Each entry needs to be restated exactly as written.

-- begin --

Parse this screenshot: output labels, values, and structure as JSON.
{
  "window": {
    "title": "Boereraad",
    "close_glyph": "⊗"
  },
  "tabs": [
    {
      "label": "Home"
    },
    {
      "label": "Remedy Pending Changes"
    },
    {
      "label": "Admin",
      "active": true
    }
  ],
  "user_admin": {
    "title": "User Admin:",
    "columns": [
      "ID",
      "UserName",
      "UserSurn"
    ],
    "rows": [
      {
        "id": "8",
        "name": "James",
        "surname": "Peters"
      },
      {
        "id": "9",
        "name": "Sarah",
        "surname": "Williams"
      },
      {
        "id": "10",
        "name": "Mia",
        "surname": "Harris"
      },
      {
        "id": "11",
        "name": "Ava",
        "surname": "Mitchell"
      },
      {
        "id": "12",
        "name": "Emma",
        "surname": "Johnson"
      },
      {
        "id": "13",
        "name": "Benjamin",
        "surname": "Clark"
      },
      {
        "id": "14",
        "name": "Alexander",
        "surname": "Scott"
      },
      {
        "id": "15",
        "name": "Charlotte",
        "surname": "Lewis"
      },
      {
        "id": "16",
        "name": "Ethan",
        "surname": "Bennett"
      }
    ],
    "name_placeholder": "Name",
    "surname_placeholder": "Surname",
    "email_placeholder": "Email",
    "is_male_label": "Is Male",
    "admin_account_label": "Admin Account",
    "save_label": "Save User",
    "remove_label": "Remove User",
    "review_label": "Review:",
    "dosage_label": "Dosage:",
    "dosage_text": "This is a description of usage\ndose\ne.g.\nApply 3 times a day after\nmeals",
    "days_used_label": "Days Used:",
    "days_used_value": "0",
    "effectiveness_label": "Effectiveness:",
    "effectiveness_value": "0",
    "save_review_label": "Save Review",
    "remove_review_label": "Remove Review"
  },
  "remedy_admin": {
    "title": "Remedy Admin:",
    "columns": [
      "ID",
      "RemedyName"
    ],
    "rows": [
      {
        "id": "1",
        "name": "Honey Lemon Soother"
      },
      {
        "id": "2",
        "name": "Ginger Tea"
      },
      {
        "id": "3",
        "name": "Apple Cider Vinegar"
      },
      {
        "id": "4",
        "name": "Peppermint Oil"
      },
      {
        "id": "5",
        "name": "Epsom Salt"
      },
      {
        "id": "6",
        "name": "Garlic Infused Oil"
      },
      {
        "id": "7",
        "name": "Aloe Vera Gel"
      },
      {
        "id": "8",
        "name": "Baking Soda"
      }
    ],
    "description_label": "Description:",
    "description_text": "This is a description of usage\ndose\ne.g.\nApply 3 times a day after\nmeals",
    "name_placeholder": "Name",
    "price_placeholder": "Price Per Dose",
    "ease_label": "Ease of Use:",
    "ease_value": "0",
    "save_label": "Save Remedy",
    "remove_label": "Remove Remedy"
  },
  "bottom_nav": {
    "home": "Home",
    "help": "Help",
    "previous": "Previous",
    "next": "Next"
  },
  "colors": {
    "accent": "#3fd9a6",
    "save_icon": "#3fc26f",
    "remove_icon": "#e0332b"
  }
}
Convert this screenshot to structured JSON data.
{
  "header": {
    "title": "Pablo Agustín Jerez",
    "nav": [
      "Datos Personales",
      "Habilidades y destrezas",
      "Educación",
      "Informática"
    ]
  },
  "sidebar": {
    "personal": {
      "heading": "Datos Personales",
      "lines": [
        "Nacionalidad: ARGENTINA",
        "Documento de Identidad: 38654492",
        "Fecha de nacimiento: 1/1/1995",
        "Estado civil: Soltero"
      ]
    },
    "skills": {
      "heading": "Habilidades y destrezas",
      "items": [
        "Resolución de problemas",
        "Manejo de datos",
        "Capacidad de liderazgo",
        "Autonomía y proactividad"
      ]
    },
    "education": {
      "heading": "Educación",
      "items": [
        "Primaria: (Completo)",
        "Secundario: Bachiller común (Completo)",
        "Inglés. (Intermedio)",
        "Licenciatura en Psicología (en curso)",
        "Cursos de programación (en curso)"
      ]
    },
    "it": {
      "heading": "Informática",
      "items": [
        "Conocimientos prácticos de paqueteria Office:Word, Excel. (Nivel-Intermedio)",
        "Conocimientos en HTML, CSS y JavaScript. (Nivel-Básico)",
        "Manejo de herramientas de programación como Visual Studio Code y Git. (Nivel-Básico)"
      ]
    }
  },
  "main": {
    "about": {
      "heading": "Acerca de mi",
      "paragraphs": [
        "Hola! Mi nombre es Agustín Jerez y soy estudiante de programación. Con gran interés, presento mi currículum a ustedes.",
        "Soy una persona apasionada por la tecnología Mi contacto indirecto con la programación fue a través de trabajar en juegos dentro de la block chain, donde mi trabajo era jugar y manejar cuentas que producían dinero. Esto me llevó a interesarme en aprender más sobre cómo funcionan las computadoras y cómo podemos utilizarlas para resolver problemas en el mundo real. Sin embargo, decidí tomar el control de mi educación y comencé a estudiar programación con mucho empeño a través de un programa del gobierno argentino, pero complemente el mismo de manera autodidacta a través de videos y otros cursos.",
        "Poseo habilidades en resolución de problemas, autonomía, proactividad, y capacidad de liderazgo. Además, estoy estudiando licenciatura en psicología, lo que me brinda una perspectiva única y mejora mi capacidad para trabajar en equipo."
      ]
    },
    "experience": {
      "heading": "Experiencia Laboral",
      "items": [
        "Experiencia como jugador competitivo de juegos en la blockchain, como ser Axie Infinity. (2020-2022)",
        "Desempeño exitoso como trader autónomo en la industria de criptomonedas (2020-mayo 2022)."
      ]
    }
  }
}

-- end --

§ **Solution**:
Parse this screenshot: output labels, values, and structure as JSON.
{
  "window": {
    "title": "Boereraad",
    "close_glyph": "⊗"
  },
  "tabs": [
    {
      "label": "Home"
    },
    {
      "label": "Remedy Pending Changes"
    },
    {
      "label": "Admin",
      "active": true
    }
  ],
  "user_admin": {
    "title": "User Admin:",
    "columns": [
      "ID",
      "UserName",
      "UserSurn"
    ],
    "rows": [
      {
        "id": "8",
        "name": "James",
        "surname": "Peters"
      },
      {
        "id": "9",
        "name": "Sarah",
        "surname": "Williams"
      },
      {
        "id": "10",
        "name": "Mia",
        "surname": "Harris"
      },
      {
        "id": "11",
        "name": "Ava",
        "surname": "Mitchell"
      },
      {
        "id": "12",
        "name": "Emma",
        "surname": "Johnson"
      },
      {
        "id": "13",
        "name": "Benjamin",
        "surname": "Clark"
      },
      {
        "id": "14",
        "name": "Alexander",
        "surname": "Scott"
      },
      {
        "id": "15",
        "name": "Charlotte",
        "surname": "Lewis"
      },
      {
        "id": "16",
        "name": "Ethan",
        "surname": "Bennett"
      }
    ],
    "name_placeholder": "Name",
    "surname_placeholder": "Surname",
    "email_placeholder": "Email",
    "is_male_label": "Is Male",
    "admin_account_label": "Admin Account",
    "save_label": "Save User",
    "remove_label": "Remove User",
    "review_label": "Review:",
    "dosage_label": "Dosage:",
    "dosage_text": "This is a description of usage\ndose\ne.g.\nApply 3 times a day after\nmeals",
    "days_used_label": "Days Used:",
    "days_used_value": "0",
    "effectiveness_label": "Effectiveness:",
    "effectiveness_value": "0",
    "save_review_label": "Save Review",
    "remove_review_label": "Remove Review"
  },
  "remedy_admin": {
    "title": "Remedy Admin:",
    "columns": [
      "ID",
      "RemedyName"
    ],
    "rows": [
      {
        "id": "1",
        "name": "Honey Lemon Soother"
      },
      {
        "id": "2",
        "name": "Ginger Tea"
      },
      {
        "id": "3",
        "name": "Apple Cider Vinegar"
      },
      {
        "id": "4",
        "name": "Peppermint Oil"
      },
      {
        "id": "5",
        "name": "Epsom Salt"
      },
      {
        "id": "6",
        "name": "Garlic Infused Oil"
      },
      {
        "id": "7",
        "name": "Aloe Vera Gel"
      },
      {
        "id": "8",
        "name": "Baking Soda"
      }
    ],
    "description_label": "Description:",
    "description_text": "This is a description of usage\ndose\ne.g.\nApply 3 times a day after\nmeals",
    "name_placeholder": "Name",
    "price_placeholder": "Price Per Dose",
    "ease_label": "Ease of Use:",
    "ease_value": "0",
    "save_label": "Save Remedy",
    "remove_label": "Remove Remedy"
  },
  "bottom_nav": {
    "home": "Home",
    "help": "Help",
    "previous": "Previous",
    "next": "Next"
  },
  "colors": {
    "accent": "#3fd9a6",
    "save_icon": "#3fc26f",
    "remove_icon": "#e0332b"
  }
}
Convert this screenshot to structured JSON data.
{
  "header": {
    "title": "Pablo Agustín Jerez",
    "nav": [
      "Datos Personales",
      "Habilidades y destrezas",
      "Educación",
      "Informática"
    ]
  },
  "sidebar": {
    "personal": {
      "heading": "Datos Personales",
      "lines": [
        "Nacionalidad: ARGENTINA",
        "Documento de Identidad: 38654492",
        "Fecha de nacimiento: 1/1/1995",
        "Estado civil: Soltero"
      ]
    },
    "skills": {
      "heading": "Habilidades y destrezas",
      "items": [
        "Resolución de problemas",
        "Manejo de datos",
        "Capacidad de liderazgo",
        "Autonomía y proactividad"
      ]
    },
    "education": {
      "heading": "Educación",
      "items": [
        "Primaria: (Completo)",
        "Secundario: Bachiller común (Completo)",
        "Inglés. (Intermedio)",
        "Licenciatura en Psicología (en curso)",
        "Cursos de programación (en curso)"
      ]
    },
    "it": {
      "heading": "Informática",
      "items": [
        "Conocimientos prácticos de paqueteria Office:Word, Excel. (Nivel-Intermedio)",
        "Conocimientos en HTML, CSS y JavaScript. (Nivel-Básico)",
        "Manejo de herramientas de programación como Visual Studio Code y Git. (Nivel-Básico)"
      ]
    }
  },
  "main": {
    "about": {
      "heading": "Acerca de mi",
      "paragraphs": [
        "Hola! Mi nombre es Agustín Jerez y soy estudiante de programación. Con gran interés, presento mi currículum a ustedes.",
        "Soy una persona apasionada por la tecnología Mi contacto indirecto con la programación fue a través de trabajar en juegos dentro de la block chain, donde mi trabajo era jugar y manejar cuentas que producían dinero. Esto me llevó a interesarme en aprender más sobre cómo funcionan las computadoras y cómo podemos utilizarlas para resolver problemas en el mundo real. Sin embargo, decidí tomar el control de mi educación y comencé a estudiar programación con mucho empeño a través de un programa del gobierno argentino, pero complemente el mismo de manera autodidacta a través de videos y otros cursos.",
        "Poseo habilidades en resolución de problemas, autonomía, proactividad, y capacidad de liderazgo. Además, estoy estudiando licenciatura en psicología, lo que me brinda una perspectiva única y mejora mi capacidad para trabajar en equipo."
      ]
    },
    "experience": {
      "heading": "Experiencia Laboral",
      "items": [
        "Experiencia como jugador competitivo de juegos en la blockchain, como ser Axie Infinity. (2020-2022)",
        "Desempeño exitoso como trader autónomo en la industria de criptomonedas (2020-mayo 2022)."
      ]
    }
  }
}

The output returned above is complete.